-- Begin --

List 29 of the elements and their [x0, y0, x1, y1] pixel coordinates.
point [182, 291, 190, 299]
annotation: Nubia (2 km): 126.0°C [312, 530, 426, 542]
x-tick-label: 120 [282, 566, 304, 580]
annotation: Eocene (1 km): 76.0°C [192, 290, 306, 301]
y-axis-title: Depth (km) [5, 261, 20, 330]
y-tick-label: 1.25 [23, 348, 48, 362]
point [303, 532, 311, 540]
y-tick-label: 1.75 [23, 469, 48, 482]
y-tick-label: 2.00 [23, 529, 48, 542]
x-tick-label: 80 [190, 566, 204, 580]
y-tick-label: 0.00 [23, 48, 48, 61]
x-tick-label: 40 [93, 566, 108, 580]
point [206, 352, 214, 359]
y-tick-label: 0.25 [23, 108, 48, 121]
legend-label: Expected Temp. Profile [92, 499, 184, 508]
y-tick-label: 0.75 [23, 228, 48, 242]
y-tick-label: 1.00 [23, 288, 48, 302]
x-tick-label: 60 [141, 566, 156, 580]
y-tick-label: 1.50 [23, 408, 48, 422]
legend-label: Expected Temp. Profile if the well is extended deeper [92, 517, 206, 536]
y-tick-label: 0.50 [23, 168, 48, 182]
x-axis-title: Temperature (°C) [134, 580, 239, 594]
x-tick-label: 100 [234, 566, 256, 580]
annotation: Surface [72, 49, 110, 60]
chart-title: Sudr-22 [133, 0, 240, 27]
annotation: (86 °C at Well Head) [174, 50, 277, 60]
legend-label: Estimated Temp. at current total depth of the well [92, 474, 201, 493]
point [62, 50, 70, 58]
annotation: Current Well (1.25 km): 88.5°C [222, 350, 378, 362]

-- End --

EXERCISE TASK - Could you reproduce the listing above verbatim, every line in its original order?

EXERCISE OUTPUT -
List 29 of the elements and their [x0, y0, x1, y1] pixel coordinates.
point [182, 291, 190, 299]
annotation: Nubia (2 km): 126.0°C [312, 530, 426, 542]
x-tick-label: 120 [282, 566, 304, 580]
annotation: Eocene (1 km): 76.0°C [192, 290, 306, 301]
y-axis-title: Depth (km) [5, 261, 20, 330]
y-tick-label: 1.25 [23, 348, 48, 362]
point [303, 532, 311, 540]
y-tick-label: 1.75 [23, 469, 48, 482]
y-tick-label: 2.00 [23, 529, 48, 542]
x-tick-label: 80 [190, 566, 204, 580]
y-tick-label: 0.00 [23, 48, 48, 61]
x-tick-label: 40 [93, 566, 108, 580]
point [206, 352, 214, 359]
y-tick-label: 0.25 [23, 108, 48, 121]
legend-label: Expected Temp. Profile [92, 499, 184, 508]
y-tick-label: 0.75 [23, 228, 48, 242]
y-tick-label: 1.00 [23, 288, 48, 302]
x-tick-label: 60 [141, 566, 156, 580]
y-tick-label: 1.50 [23, 408, 48, 422]
legend-label: Expected Temp. Profile if the well is extended deeper [92, 517, 206, 536]
y-tick-label: 0.50 [23, 168, 48, 182]
x-axis-title: Temperature (°C) [134, 580, 239, 594]
x-tick-label: 100 [234, 566, 256, 580]
annotation: Surface [72, 49, 110, 60]
chart-title: Sudr-22 [133, 0, 240, 27]
annotation: (86 °C at Well Head) [174, 50, 277, 60]
legend-label: Estimated Temp. at current total depth of the well [92, 474, 201, 493]
point [62, 50, 70, 58]
annotation: Current Well (1.25 km): 88.5°C [222, 350, 378, 362]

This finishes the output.